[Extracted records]
'''

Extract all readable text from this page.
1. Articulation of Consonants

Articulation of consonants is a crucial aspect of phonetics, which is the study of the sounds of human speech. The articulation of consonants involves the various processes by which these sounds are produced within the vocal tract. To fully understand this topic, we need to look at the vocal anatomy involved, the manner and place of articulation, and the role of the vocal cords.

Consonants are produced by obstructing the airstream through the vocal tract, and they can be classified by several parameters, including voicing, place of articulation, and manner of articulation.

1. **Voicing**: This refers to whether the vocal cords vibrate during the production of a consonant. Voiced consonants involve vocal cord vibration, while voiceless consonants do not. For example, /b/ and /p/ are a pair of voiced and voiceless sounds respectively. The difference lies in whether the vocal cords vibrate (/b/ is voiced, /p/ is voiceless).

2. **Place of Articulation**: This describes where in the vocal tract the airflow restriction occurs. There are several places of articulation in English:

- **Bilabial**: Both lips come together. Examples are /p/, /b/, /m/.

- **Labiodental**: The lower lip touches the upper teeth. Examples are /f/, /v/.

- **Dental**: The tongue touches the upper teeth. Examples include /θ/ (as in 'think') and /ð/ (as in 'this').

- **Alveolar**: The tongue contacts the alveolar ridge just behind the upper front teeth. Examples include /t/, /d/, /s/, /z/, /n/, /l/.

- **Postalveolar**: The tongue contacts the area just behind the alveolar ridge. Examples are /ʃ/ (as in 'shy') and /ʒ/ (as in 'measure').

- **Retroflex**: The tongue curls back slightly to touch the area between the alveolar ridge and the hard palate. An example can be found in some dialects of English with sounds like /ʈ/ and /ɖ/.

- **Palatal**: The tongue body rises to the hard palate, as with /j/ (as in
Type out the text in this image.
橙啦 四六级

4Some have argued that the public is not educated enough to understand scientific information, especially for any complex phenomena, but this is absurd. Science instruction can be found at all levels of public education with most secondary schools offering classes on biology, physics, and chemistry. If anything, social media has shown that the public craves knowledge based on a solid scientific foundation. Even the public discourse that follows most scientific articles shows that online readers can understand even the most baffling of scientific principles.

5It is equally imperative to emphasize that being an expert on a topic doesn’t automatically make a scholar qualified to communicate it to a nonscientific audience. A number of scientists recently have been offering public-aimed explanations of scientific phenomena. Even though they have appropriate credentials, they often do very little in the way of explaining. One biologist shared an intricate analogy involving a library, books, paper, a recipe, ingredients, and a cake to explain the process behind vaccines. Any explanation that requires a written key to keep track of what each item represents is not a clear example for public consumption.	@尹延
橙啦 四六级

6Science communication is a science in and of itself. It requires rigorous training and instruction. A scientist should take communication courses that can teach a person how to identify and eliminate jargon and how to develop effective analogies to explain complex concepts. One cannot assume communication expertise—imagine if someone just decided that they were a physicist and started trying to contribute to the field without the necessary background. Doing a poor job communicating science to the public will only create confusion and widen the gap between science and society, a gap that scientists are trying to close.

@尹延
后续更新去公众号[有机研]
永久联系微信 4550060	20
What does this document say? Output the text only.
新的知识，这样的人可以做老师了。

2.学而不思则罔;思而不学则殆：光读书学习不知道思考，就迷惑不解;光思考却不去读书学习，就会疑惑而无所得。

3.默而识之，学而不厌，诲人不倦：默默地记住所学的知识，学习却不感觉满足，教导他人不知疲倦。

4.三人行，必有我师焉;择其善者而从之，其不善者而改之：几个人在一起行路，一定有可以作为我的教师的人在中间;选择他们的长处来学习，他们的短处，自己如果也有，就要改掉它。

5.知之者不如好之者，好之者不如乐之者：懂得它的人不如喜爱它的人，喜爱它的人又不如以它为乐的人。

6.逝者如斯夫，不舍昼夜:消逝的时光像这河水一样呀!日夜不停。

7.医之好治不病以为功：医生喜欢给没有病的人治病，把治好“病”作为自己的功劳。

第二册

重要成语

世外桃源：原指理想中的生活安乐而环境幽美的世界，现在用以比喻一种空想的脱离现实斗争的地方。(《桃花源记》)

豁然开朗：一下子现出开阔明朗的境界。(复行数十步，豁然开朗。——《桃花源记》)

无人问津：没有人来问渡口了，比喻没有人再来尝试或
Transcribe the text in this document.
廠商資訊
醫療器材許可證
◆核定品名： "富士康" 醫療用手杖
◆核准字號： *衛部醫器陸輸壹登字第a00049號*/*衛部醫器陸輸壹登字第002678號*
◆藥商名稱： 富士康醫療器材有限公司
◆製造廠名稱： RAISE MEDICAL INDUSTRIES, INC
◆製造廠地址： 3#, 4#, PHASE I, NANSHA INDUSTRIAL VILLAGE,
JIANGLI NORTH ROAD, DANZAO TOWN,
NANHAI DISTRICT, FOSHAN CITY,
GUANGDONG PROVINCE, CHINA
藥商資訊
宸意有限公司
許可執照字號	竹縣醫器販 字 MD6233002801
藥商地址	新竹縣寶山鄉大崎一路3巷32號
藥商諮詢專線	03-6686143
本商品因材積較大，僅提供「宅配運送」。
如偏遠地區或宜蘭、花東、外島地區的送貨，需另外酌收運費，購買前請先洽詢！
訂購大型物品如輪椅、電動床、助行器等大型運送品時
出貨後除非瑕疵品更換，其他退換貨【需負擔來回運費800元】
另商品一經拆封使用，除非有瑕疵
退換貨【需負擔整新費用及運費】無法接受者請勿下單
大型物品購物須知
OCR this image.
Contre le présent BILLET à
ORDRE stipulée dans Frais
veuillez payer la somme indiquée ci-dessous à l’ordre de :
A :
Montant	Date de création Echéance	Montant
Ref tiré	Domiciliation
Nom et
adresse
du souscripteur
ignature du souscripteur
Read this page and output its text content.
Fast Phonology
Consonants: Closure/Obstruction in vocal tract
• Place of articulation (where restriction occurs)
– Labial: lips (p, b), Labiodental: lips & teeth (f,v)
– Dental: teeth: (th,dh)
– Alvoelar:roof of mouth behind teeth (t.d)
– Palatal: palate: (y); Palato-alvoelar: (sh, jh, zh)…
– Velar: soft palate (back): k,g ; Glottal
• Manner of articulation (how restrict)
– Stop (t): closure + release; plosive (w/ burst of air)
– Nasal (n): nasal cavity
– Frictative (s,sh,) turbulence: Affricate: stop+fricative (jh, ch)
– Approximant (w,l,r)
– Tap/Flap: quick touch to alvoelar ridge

'''

◆ **PROBLEM REQUIREMENTS**:
Quote only the lines from the line containing "Read this page and output its text content." through the end of the entries, keeping the first and the last.

◆ **ANSWER TO THIS TASK**:
Read this page and output its text content.
Fast Phonology
Consonants: Closure/Obstruction in vocal tract
• Place of articulation (where restriction occurs)
– Labial: lips (p, b), Labiodental: lips & teeth (f,v)
– Dental: teeth: (th,dh)
– Alvoelar:roof of mouth behind teeth (t.d)
– Palatal: palate: (y); Palato-alvoelar: (sh, jh, zh)…
– Velar: soft palate (back): k,g ; Glottal
• Manner of articulation (how restrict)
– Stop (t): closure + release; plosive (w/ burst of air)
– Nasal (n): nasal cavity
– Frictative (s,sh,) turbulence: Affricate: stop+fricative (jh, ch)
– Approximant (w,l,r)
– Tap/Flap: quick touch to alvoelar ridge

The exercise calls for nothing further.